A run of records:
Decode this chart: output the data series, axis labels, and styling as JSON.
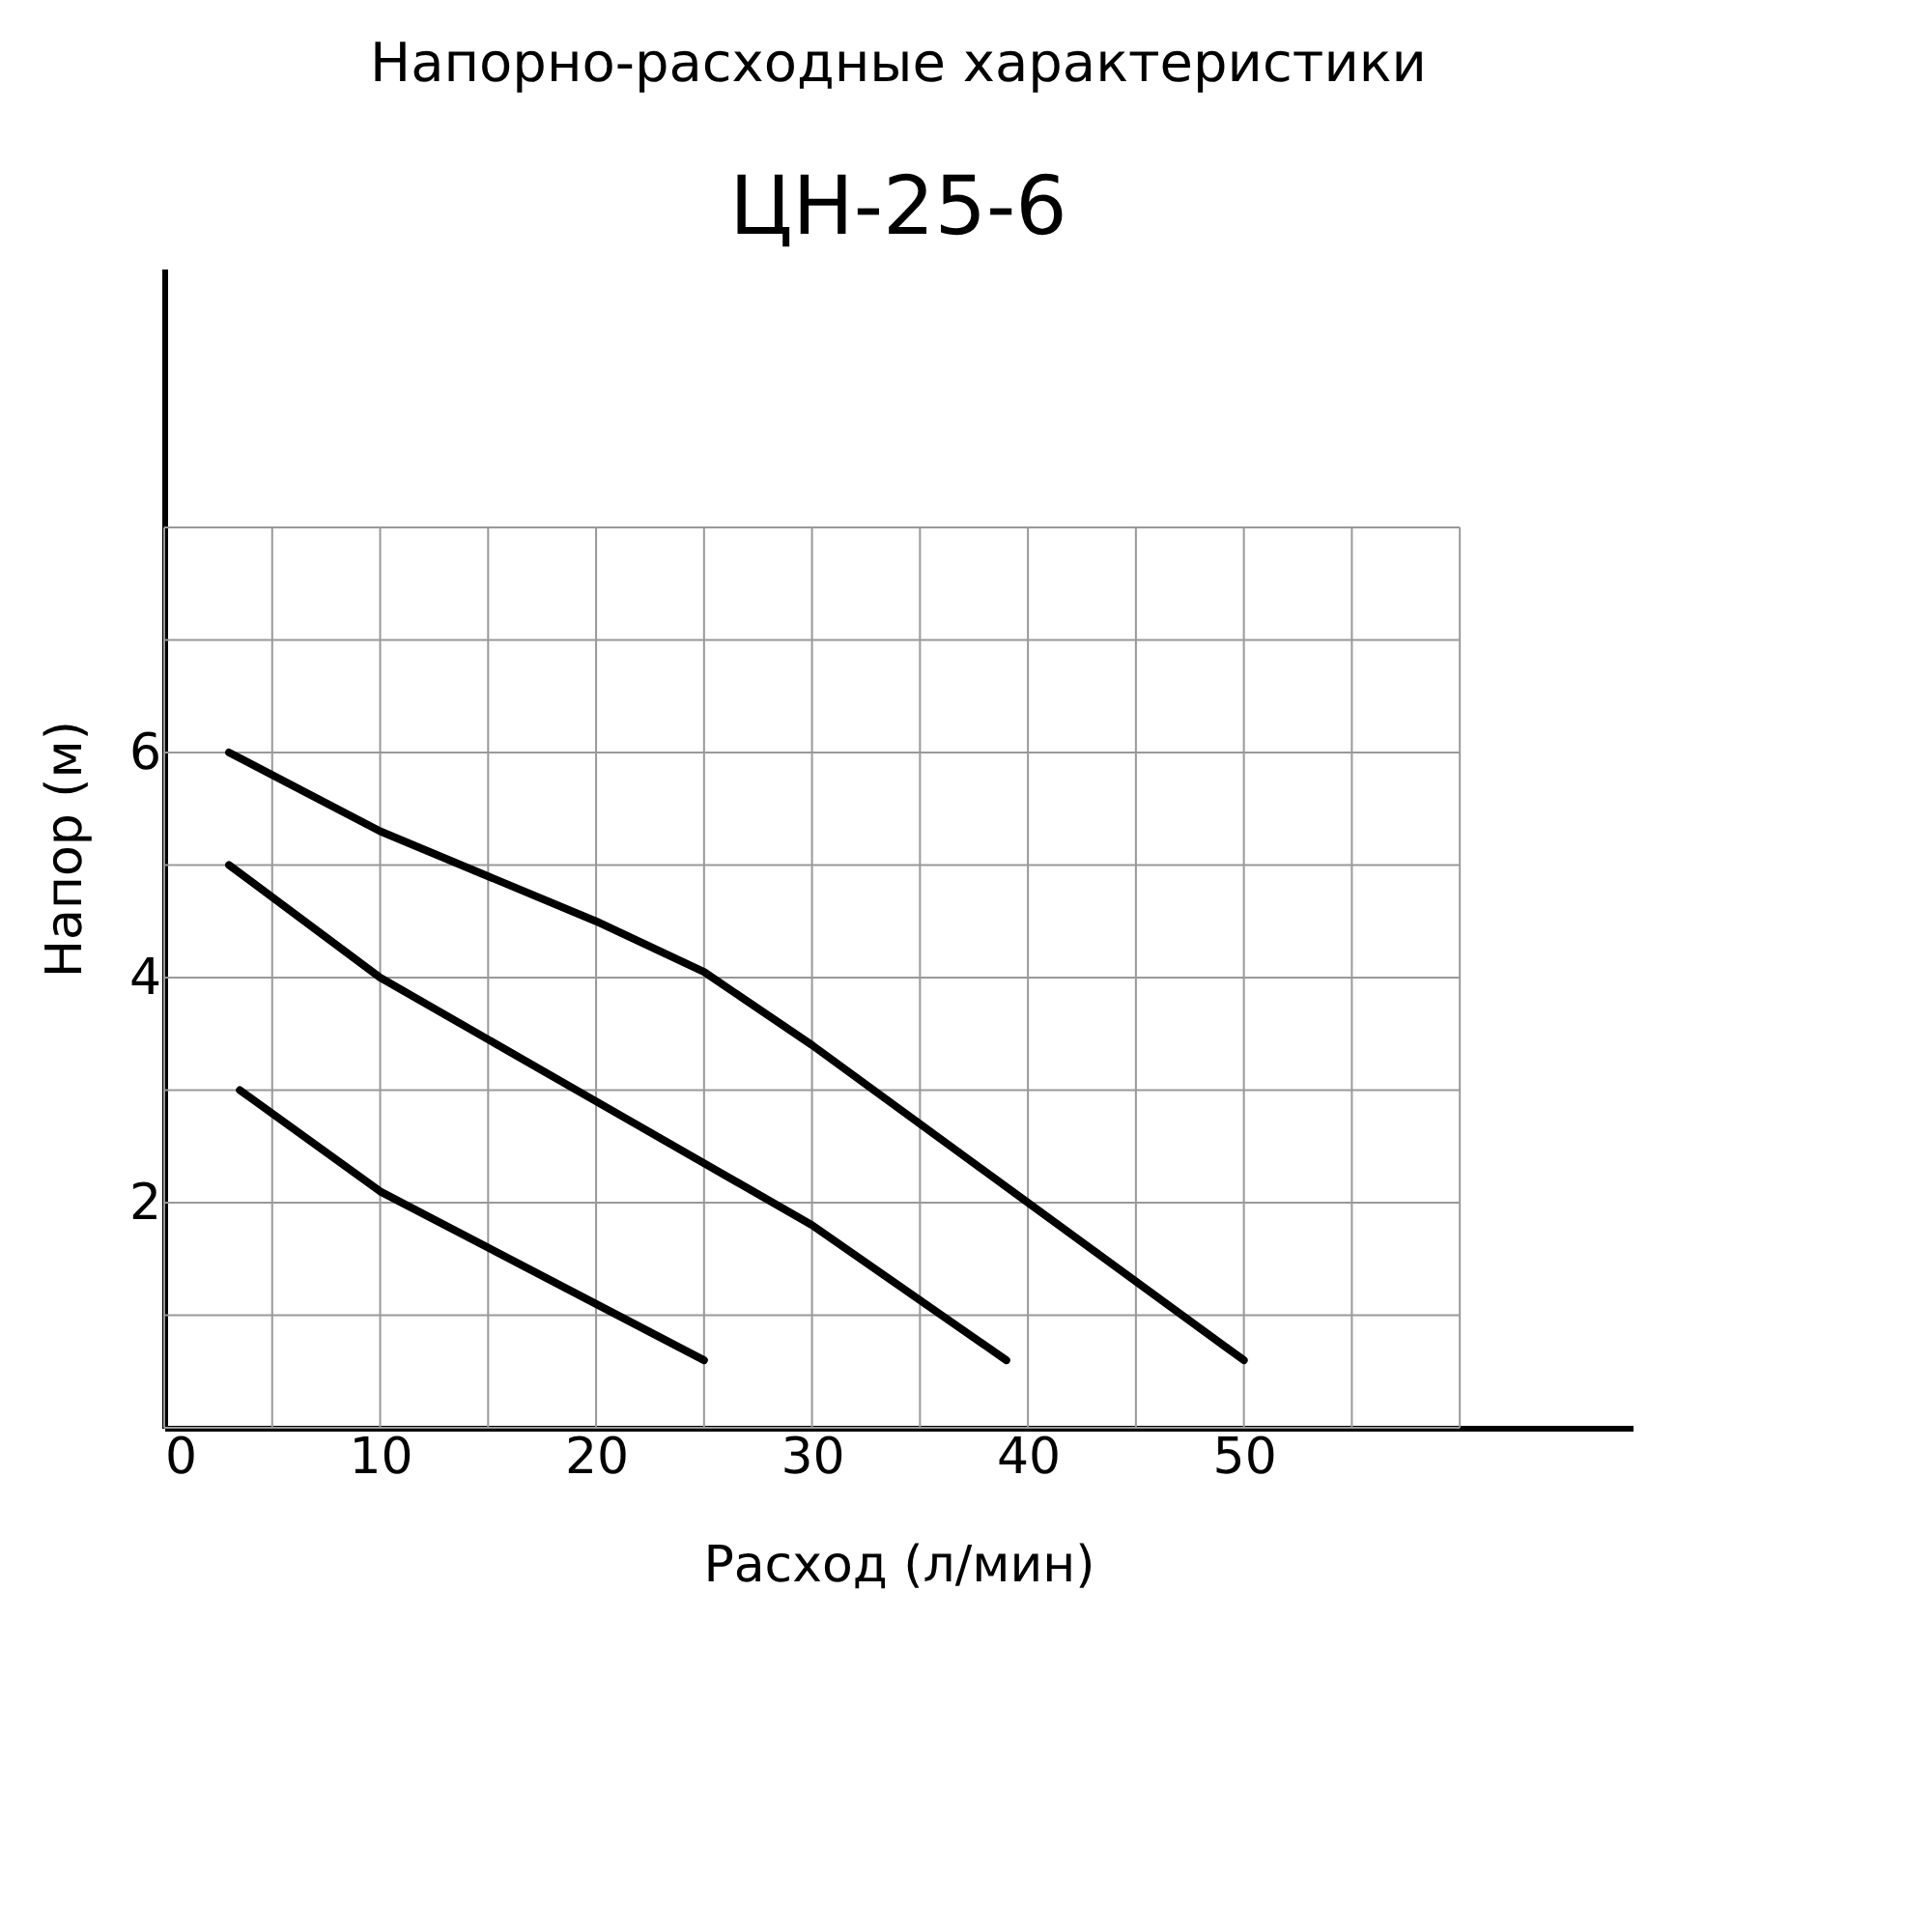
{
  "chart_data": {
    "type": "line",
    "title": "Напорно-расходные характеристики",
    "subtitle": "ЦН-25-6",
    "xlabel": "Расход (л/мин)",
    "ylabel": "Напор (м)",
    "xlim": [
      0,
      68
    ],
    "ylim": [
      0,
      10.3
    ],
    "xticks": [
      0,
      {
        "value": 5,
        "label": null
      },
      10,
      {
        "value": 15,
        "label": null
      },
      20,
      {
        "value": 25,
        "label": null
      },
      30,
      {
        "value": 35,
        "label": null
      },
      40,
      {
        "value": 45,
        "label": null
      },
      50,
      {
        "value": 55,
        "label": null
      },
      {
        "value": 60,
        "label": null
      }
    ],
    "yticks": [
      {
        "value": 0,
        "label": null
      },
      {
        "value": 1,
        "label": null
      },
      2,
      {
        "value": 3,
        "label": null
      },
      4,
      {
        "value": 5,
        "label": null
      },
      6,
      {
        "value": 7,
        "label": null
      },
      {
        "value": 8,
        "label": null
      }
    ],
    "grid": true,
    "legend": false,
    "marker": "none",
    "line_style": "solid",
    "series": [
      {
        "color": "#000000",
        "x": [
          3,
          10,
          20,
          25,
          30,
          40,
          50
        ],
        "values": [
          6,
          5.3,
          4.5,
          4.05,
          3.4,
          2,
          0.6
        ]
      },
      {
        "color": "#000000",
        "x": [
          3,
          10,
          20,
          30,
          39
        ],
        "values": [
          5,
          4,
          2.9,
          1.8,
          0.6
        ]
      },
      {
        "color": "#000000",
        "x": [
          3.5,
          10,
          20,
          25
        ],
        "values": [
          3,
          2.1,
          1.1,
          0.6
        ]
      }
    ]
  }
}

## WHAT THIS TASK INVOLVES
Output every entry verbatim. Pictures do not belong in the copy.

## SOLUTION
Decode this chart: output the data series, axis labels, and styling as JSON.
{
  "chart_data": {
    "type": "line",
    "title": "Напорно-расходные характеристики",
    "subtitle": "ЦН-25-6",
    "xlabel": "Расход (л/мин)",
    "ylabel": "Напор (м)",
    "xlim": [
      0,
      68
    ],
    "ylim": [
      0,
      10.3
    ],
    "xticks": [
      0,
      {
        "value": 5,
        "label": null
      },
      10,
      {
        "value": 15,
        "label": null
      },
      20,
      {
        "value": 25,
        "label": null
      },
      30,
      {
        "value": 35,
        "label": null
      },
      40,
      {
        "value": 45,
        "label": null
      },
      50,
      {
        "value": 55,
        "label": null
      },
      {
        "value": 60,
        "label": null
      }
    ],
    "yticks": [
      {
        "value": 0,
        "label": null
      },
      {
        "value": 1,
        "label": null
      },
      2,
      {
        "value": 3,
        "label": null
      },
      4,
      {
        "value": 5,
        "label": null
      },
      6,
      {
        "value": 7,
        "label": null
      },
      {
        "value": 8,
        "label": null
      }
    ],
    "grid": true,
    "legend": false,
    "marker": "none",
    "line_style": "solid",
    "series": [
      {
        "color": "#000000",
        "x": [
          3,
          10,
          20,
          25,
          30,
          40,
          50
        ],
        "values": [
          6,
          5.3,
          4.5,
          4.05,
          3.4,
          2,
          0.6
        ]
      },
      {
        "color": "#000000",
        "x": [
          3,
          10,
          20,
          30,
          39
        ],
        "values": [
          5,
          4,
          2.9,
          1.8,
          0.6
        ]
      },
      {
        "color": "#000000",
        "x": [
          3.5,
          10,
          20,
          25
        ],
        "values": [
          3,
          2.1,
          1.1,
          0.6
        ]
      }
    ]
  }
}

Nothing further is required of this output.